Quoted passage:
☆ ☆ ☆
# Internal Forum Hosting



## Sneef (Jan 28, 2014)

Hey guys, 

I'm looking for a way to host a fully functioning forum, but without the domain name. The forum is going to be used internally and is not to been seen by members of the public. 

I can get the forum code no problem but when i come to host it, thats where im getting stuck (This is for business use). I thought of using a VPS To host, but our computers cant run VPS, Ive thought of himatchi and using one of the spare pc's as a host, but still the bandwidth that we receive is poor. 

I'd much appreciate it if you could help me out  

Thanks in advance
Sneef


----------



## silentbogo (Jan 29, 2014)

VPS is overkill for a forum hosting. +To run it off the local machine you'll have to sweat a bit to make it run like it's supposed to. Also your server has to be on all the time.
If you don't expect to have more than 20 simultaneous users - you'll be better off with some free web-hosting and good forum engine.
For the first part of your project i would suggest 000webhost.com. It's free, no ads, and you get enough space for pretty much any small-to-medium size project.
They also provide ftp access, two mysql databases, backups and tons of other stuff. The only downfall - if your site is inactive for over 30 days - it's pretty much gone. Speedwise I like it even better than my current paid VPS hosting. 
The second part - installing forum engine - is even easier. I believe there is an automatic installation script for PHPBB on this hosting, but i would suggest to download the fresher one form the official site.


----------



## Sneef (Jan 29, 2014)

Yeah i knew a VPS Would be overkill, but the only reason i suggested it is because they have future plans for things that would require a VPS  

But thanks man, ill propose the idea of 000webhost tomorrow, it seems like a viable option, the only part being that its public, and ideally they wanted it private. 

-Sneef


----------



## brandonwh64 (Jan 29, 2014)

Download Xampp and then install the forum software. This has a HTML server that you can use on a static internal IP. It would be like this http://192.168.1.100/index.php


----------



## FordGT90Concept (Jan 29, 2014)

All you have to do is install ASPX or PHP on the server and run IIS or Apache.  To keep it private, simply don't forward the ports in the router.  People will connect to it via the servers' IP address (e.g. http://192.168.0.128).  That URL works for me by the way.  I'm using ASPX + IIS + Server 2003.
☆ ☆ ☆
What this exercise asks:
1. In the forum hosting thread, what happens to a 000webhost site that stays inactive for over 30 days?
2. Write the next reply in the forum hosting thread, starting after FordGT90Concept's post.
The entries after this point are unrelated to the forum hosting thread.

Dataset records
☆ ☆ ☆
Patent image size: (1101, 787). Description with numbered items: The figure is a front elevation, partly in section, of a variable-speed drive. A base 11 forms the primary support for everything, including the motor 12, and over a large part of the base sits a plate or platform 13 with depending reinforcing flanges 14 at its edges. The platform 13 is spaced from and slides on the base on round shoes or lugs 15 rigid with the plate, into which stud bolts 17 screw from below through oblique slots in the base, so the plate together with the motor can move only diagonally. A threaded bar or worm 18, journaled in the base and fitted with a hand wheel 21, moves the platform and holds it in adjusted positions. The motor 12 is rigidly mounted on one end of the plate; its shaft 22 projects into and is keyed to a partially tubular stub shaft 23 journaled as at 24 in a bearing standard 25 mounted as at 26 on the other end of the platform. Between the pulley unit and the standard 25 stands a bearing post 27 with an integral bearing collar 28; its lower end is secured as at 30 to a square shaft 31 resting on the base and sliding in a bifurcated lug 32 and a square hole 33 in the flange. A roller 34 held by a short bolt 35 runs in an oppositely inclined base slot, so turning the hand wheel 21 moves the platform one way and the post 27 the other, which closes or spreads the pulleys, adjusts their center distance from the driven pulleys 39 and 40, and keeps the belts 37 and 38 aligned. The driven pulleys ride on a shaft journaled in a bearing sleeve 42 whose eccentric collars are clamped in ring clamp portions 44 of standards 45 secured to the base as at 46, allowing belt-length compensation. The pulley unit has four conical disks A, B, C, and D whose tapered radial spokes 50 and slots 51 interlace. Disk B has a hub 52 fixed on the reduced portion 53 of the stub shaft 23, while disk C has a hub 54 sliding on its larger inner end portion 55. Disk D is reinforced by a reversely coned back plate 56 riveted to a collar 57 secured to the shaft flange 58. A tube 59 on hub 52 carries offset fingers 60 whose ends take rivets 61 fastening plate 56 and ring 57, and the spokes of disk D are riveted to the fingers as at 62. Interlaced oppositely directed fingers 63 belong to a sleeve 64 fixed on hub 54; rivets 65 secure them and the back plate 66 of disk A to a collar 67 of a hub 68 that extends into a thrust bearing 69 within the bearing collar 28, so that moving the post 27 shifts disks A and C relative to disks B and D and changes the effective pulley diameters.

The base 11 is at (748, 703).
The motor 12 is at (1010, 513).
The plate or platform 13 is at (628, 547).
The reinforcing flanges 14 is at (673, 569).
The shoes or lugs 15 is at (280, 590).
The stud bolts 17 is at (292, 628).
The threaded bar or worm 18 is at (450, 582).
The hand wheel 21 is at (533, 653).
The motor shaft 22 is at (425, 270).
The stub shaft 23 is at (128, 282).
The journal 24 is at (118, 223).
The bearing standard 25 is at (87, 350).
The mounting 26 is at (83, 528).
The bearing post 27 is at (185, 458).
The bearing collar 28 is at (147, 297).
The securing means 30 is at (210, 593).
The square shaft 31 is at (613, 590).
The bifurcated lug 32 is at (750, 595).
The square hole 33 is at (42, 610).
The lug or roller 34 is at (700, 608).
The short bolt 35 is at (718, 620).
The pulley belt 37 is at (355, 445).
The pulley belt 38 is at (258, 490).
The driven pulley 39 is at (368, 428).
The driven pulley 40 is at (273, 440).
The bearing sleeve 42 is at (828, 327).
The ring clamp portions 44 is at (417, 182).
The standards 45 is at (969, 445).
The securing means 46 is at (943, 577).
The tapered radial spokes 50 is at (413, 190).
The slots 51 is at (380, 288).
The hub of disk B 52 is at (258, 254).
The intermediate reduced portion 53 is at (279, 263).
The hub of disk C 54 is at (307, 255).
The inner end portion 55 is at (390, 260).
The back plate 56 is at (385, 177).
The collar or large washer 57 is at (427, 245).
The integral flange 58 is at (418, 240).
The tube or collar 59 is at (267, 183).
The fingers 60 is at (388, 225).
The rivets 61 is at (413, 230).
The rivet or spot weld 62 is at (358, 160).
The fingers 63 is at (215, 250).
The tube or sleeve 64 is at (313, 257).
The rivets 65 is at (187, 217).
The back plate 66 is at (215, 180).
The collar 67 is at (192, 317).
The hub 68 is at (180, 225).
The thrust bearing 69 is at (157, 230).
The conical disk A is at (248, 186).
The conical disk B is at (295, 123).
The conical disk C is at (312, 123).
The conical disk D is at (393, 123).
☆ ☆ ☆
Responses to the tasks:
1. It is pretty much gone.

2.
----------



## Sneef (Jan 29, 2014)

See the thing is the business isnt open 24/7 and the power is turned off at 5 oclock everyday, and to keep rebooting the server would just be painful after a while, and there isnt a spare pc for it to run on, unless its not that intensive and i could run it off my workstation?


----------



## brandonwh64 (Jan 29, 2014)

Look I got bored and wanted to show you how easy it was. Keep checking this post for screenshots as I post them

http://205.144.219.6/forum/

^^ TEST forums ^^

Install this and only add Apache and MySQL

http://www.apachefriends.org/index.html






Then install navicat lite
http://r2.computerbild.de/exec/r2r.pl?m=w-cobi;u=http://d.computerbild.de/downloads/967333/navicat100_lite_en.exe?__cbodl__=1391022347_2b7fc0d084d269811cd00f4c5006bb71&_chksum_=bdf450acef6733dd23191de86d73d05e;ct=1;thc=1;b=967333;c=1298757;tit=Navicat Lite 10.0.3;url=http://www.computerbild.de/download/Navicat-Lite-1298757.html;sep=|;tce=|;tid=574;tn=Datenbanken;tp=95|366;tc=95|366|574;tpn=Software Kategorie|Programmieren;cs=1

Once you have restarted your server/pc start up xammp and start the apache and MySQL

using navicat login to your databases and create a new one called forums like I did here but mine is called test





Then create a new user and give it host 127.0.0.1

Once you are done with that download the forum software in this case I used phpBB since it was free.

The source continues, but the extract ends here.